▸ INPUT ROWS
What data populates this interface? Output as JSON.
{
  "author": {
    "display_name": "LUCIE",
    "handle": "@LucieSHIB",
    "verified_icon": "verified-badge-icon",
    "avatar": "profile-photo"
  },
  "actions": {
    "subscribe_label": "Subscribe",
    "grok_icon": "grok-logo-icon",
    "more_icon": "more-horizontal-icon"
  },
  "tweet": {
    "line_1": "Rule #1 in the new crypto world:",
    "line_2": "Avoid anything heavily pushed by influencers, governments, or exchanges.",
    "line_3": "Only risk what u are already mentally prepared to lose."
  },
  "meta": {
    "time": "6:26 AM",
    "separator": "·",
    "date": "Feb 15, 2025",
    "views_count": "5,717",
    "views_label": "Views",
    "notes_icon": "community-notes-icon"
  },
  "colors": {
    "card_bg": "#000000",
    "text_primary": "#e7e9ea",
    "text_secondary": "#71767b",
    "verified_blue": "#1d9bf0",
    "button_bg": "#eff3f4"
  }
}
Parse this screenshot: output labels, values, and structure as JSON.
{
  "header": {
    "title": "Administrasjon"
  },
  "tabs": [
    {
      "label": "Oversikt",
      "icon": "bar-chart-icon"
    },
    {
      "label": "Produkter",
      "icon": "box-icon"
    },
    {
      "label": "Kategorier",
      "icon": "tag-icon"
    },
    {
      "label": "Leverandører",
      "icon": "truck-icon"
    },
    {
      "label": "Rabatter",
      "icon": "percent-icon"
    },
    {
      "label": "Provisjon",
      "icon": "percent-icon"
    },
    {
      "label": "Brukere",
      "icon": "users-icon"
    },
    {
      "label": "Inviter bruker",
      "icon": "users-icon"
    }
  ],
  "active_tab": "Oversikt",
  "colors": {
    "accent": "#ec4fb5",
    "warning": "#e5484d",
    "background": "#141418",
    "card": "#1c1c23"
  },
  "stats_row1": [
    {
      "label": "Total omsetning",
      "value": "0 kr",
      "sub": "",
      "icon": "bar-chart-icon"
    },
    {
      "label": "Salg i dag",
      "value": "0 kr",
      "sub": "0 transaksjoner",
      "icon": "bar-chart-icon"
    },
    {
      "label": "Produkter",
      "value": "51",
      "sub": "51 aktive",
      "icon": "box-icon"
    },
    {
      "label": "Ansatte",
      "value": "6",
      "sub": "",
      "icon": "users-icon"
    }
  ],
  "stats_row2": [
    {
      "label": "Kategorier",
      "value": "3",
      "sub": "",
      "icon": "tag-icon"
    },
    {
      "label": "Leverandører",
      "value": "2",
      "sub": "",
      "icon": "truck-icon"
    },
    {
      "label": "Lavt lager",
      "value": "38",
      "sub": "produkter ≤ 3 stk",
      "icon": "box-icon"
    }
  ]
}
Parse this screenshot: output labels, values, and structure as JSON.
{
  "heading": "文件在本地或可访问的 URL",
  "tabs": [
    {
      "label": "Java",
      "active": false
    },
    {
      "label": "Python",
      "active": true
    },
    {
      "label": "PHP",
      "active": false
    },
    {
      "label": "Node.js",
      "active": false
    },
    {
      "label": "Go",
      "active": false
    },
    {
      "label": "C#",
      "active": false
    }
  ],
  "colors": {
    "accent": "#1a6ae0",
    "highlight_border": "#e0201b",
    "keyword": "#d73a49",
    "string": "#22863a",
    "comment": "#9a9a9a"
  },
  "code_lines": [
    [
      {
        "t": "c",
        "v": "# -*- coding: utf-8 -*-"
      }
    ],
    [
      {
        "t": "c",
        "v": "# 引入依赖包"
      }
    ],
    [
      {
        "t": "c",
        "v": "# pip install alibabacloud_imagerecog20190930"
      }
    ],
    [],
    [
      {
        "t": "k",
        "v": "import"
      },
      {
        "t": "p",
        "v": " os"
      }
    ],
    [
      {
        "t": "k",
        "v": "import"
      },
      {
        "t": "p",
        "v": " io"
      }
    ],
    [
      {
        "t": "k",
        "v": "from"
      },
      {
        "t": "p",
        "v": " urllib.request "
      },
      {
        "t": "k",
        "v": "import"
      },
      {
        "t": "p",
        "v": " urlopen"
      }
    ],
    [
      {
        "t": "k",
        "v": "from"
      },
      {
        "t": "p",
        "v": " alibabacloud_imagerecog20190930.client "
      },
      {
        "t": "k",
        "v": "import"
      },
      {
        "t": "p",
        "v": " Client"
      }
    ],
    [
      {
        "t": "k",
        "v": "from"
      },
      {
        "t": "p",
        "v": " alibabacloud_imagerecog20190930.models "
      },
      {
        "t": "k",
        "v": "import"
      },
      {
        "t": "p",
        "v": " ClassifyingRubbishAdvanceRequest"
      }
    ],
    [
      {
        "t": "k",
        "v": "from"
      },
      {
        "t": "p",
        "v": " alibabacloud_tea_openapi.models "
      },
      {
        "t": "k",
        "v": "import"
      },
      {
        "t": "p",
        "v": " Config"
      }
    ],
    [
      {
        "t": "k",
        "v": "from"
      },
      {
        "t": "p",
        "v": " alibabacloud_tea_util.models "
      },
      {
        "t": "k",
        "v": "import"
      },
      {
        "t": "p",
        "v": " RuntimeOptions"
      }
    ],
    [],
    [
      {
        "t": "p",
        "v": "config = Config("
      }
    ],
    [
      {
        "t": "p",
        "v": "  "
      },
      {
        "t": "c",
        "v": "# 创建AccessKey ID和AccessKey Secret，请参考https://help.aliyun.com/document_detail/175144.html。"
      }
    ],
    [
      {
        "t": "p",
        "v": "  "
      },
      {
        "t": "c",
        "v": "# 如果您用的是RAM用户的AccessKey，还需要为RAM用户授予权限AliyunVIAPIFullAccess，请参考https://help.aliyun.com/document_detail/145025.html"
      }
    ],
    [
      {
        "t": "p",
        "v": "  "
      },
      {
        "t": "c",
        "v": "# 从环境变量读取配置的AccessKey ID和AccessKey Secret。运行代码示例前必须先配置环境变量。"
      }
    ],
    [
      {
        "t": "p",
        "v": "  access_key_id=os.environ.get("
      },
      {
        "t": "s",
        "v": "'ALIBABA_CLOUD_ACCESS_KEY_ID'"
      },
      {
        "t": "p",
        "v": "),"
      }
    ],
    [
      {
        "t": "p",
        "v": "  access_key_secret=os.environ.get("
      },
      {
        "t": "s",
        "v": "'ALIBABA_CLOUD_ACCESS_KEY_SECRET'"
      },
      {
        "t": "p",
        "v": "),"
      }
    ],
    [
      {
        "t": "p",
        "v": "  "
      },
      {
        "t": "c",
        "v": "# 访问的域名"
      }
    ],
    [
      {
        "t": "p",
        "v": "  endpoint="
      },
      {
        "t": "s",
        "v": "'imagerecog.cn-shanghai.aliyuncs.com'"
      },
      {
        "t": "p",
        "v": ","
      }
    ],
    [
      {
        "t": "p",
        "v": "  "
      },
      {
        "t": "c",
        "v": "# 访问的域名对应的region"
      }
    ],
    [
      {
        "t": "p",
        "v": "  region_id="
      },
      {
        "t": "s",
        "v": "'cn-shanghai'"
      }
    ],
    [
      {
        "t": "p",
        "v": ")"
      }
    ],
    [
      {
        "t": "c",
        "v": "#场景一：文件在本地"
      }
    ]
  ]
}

▸ EXERCISE AIM
From the preceding material, extract every line exactly.

▸ RESPONSE BELOW
What data populates this interface? Output as JSON.
{
  "author": {
    "display_name": "LUCIE",
    "handle": "@LucieSHIB",
    "verified_icon": "verified-badge-icon",
    "avatar": "profile-photo"
  },
  "actions": {
    "subscribe_label": "Subscribe",
    "grok_icon": "grok-logo-icon",
    "more_icon": "more-horizontal-icon"
  },
  "tweet": {
    "line_1": "Rule #1 in the new crypto world:",
    "line_2": "Avoid anything heavily pushed by influencers, governments, or exchanges.",
    "line_3": "Only risk what u are already mentally prepared to lose."
  },
  "meta": {
    "time": "6:26 AM",
    "separator": "·",
    "date": "Feb 15, 2025",
    "views_count": "5,717",
    "views_label": "Views",
    "notes_icon": "community-notes-icon"
  },
  "colors": {
    "card_bg": "#000000",
    "text_primary": "#e7e9ea",
    "text_secondary": "#71767b",
    "verified_blue": "#1d9bf0",
    "button_bg": "#eff3f4"
  }
}
Parse this screenshot: output labels, values, and structure as JSON.
{
  "header": {
    "title": "Administrasjon"
  },
  "tabs": [
    {
      "label": "Oversikt",
      "icon": "bar-chart-icon"
    },
    {
      "label": "Produkter",
      "icon": "box-icon"
    },
    {
      "label": "Kategorier",
      "icon": "tag-icon"
    },
    {
      "label": "Leverandører",
      "icon": "truck-icon"
    },
    {
      "label": "Rabatter",
      "icon": "percent-icon"
    },
    {
      "label": "Provisjon",
      "icon": "percent-icon"
    },
    {
      "label": "Brukere",
      "icon": "users-icon"
    },
    {
      "label": "Inviter bruker",
      "icon": "users-icon"
    }
  ],
  "active_tab": "Oversikt",
  "colors": {
    "accent": "#ec4fb5",
    "warning": "#e5484d",
    "background": "#141418",
    "card": "#1c1c23"
  },
  "stats_row1": [
    {
      "label": "Total omsetning",
      "value": "0 kr",
      "sub": "",
      "icon": "bar-chart-icon"
    },
    {
      "label": "Salg i dag",
      "value": "0 kr",
      "sub": "0 transaksjoner",
      "icon": "bar-chart-icon"
    },
    {
      "label": "Produkter",
      "value": "51",
      "sub": "51 aktive",
      "icon": "box-icon"
    },
    {
      "label": "Ansatte",
      "value": "6",
      "sub": "",
      "icon": "users-icon"
    }
  ],
  "stats_row2": [
    {
      "label": "Kategorier",
      "value": "3",
      "sub": "",
      "icon": "tag-icon"
    },
    {
      "label": "Leverandører",
      "value": "2",
      "sub": "",
      "icon": "truck-icon"
    },
    {
      "label": "Lavt lager",
      "value": "38",
      "sub": "produkter ≤ 3 stk",
      "icon": "box-icon"
    }
  ]
}
Parse this screenshot: output labels, values, and structure as JSON.
{
  "heading": "文件在本地或可访问的 URL",
  "tabs": [
    {
      "label": "Java",
      "active": false
    },
    {
      "label": "Python",
      "active": true
    },
    {
      "label": "PHP",
      "active": false
    },
    {
      "label": "Node.js",
      "active": false
    },
    {
      "label": "Go",
      "active": false
    },
    {
      "label": "C#",
      "active": false
    }
  ],
  "colors": {
    "accent": "#1a6ae0",
    "highlight_border": "#e0201b",
    "keyword": "#d73a49",
    "string": "#22863a",
    "comment": "#9a9a9a"
  },
  "code_lines": [
    [
      {
        "t": "c",
        "v": "# -*- coding: utf-8 -*-"
      }
    ],
    [
      {
        "t": "c",
        "v": "# 引入依赖包"
      }
    ],
    [
      {
        "t": "c",
        "v": "# pip install alibabacloud_imagerecog20190930"
      }
    ],
    [],
    [
      {
        "t": "k",
        "v": "import"
      },
      {
        "t": "p",
        "v": " os"
      }
    ],
    [
      {
        "t": "k",
        "v": "import"
      },
      {
        "t": "p",
        "v": " io"
      }
    ],
    [
      {
        "t": "k",
        "v": "from"
      },
      {
        "t": "p",
        "v": " urllib.request "
      },
      {
        "t": "k",
        "v": "import"
      },
      {
        "t": "p",
        "v": " urlopen"
      }
    ],
    [
      {
        "t": "k",
        "v": "from"
      },
      {
        "t": "p",
        "v": " alibabacloud_imagerecog20190930.client "
      },
      {
        "t": "k",
        "v": "import"
      },
      {
        "t": "p",
        "v": " Client"
      }
    ],
    [
      {
        "t": "k",
        "v": "from"
      },
      {
        "t": "p",
        "v": " alibabacloud_imagerecog20190930.models "
      },
      {
        "t": "k",
        "v": "import"
      },
      {
        "t": "p",
        "v": " ClassifyingRubbishAdvanceRequest"
      }
    ],
    [
      {
        "t": "k",
        "v": "from"
      },
      {
        "t": "p",
        "v": " alibabacloud_tea_openapi.models "
      },
      {
        "t": "k",
        "v": "import"
      },
      {
        "t": "p",
        "v": " Config"
      }
    ],
    [
      {
        "t": "k",
        "v": "from"
      },
      {
        "t": "p",
        "v": " alibabacloud_tea_util.models "
      },
      {
        "t": "k",
        "v": "import"
      },
      {
        "t": "p",
        "v": " RuntimeOptions"
      }
    ],
    [],
    [
      {
        "t": "p",
        "v": "config = Config("
      }
    ],
    [
      {
        "t": "p",
        "v": "  "
      },
      {
        "t": "c",
        "v": "# 创建AccessKey ID和AccessKey Secret，请参考https://help.aliyun.com/document_detail/175144.html。"
      }
    ],
    [
      {
        "t": "p",
        "v": "  "
      },
      {
        "t": "c",
        "v": "# 如果您用的是RAM用户的AccessKey，还需要为RAM用户授予权限AliyunVIAPIFullAccess，请参考https://help.aliyun.com/document_detail/145025.html"
      }
    ],
    [
      {
        "t": "p",
        "v": "  "
      },
      {
        "t": "c",
        "v": "# 从环境变量读取配置的AccessKey ID和AccessKey Secret。运行代码示例前必须先配置环境变量。"
      }
    ],
    [
      {
        "t": "p",
        "v": "  access_key_id=os.environ.get("
      },
      {
        "t": "s",
        "v": "'ALIBABA_CLOUD_ACCESS_KEY_ID'"
      },
      {
        "t": "p",
        "v": "),"
      }
    ],
    [
      {
        "t": "p",
        "v": "  access_key_secret=os.environ.get("
      },
      {
        "t": "s",
        "v": "'ALIBABA_CLOUD_ACCESS_KEY_SECRET'"
      },
      {
        "t": "p",
        "v": "),"
      }
    ],
    [
      {
        "t": "p",
        "v": "  "
      },
      {
        "t": "c",
        "v": "# 访问的域名"
      }
    ],
    [
      {
        "t": "p",
        "v": "  endpoint="
      },
      {
        "t": "s",
        "v": "'imagerecog.cn-shanghai.aliyuncs.com'"
      },
      {
        "t": "p",
        "v": ","
      }
    ],
    [
      {
        "t": "p",
        "v": "  "
      },
      {
        "t": "c",
        "v": "# 访问的域名对应的region"
      }
    ],
    [
      {
        "t": "p",
        "v": "  region_id="
      },
      {
        "t": "s",
        "v": "'cn-shanghai'"
      }
    ],
    [
      {
        "t": "p",
        "v": ")"
      }
    ],
    [
      {
        "t": "c",
        "v": "#场景一：文件在本地"
      }
    ]
  ]
}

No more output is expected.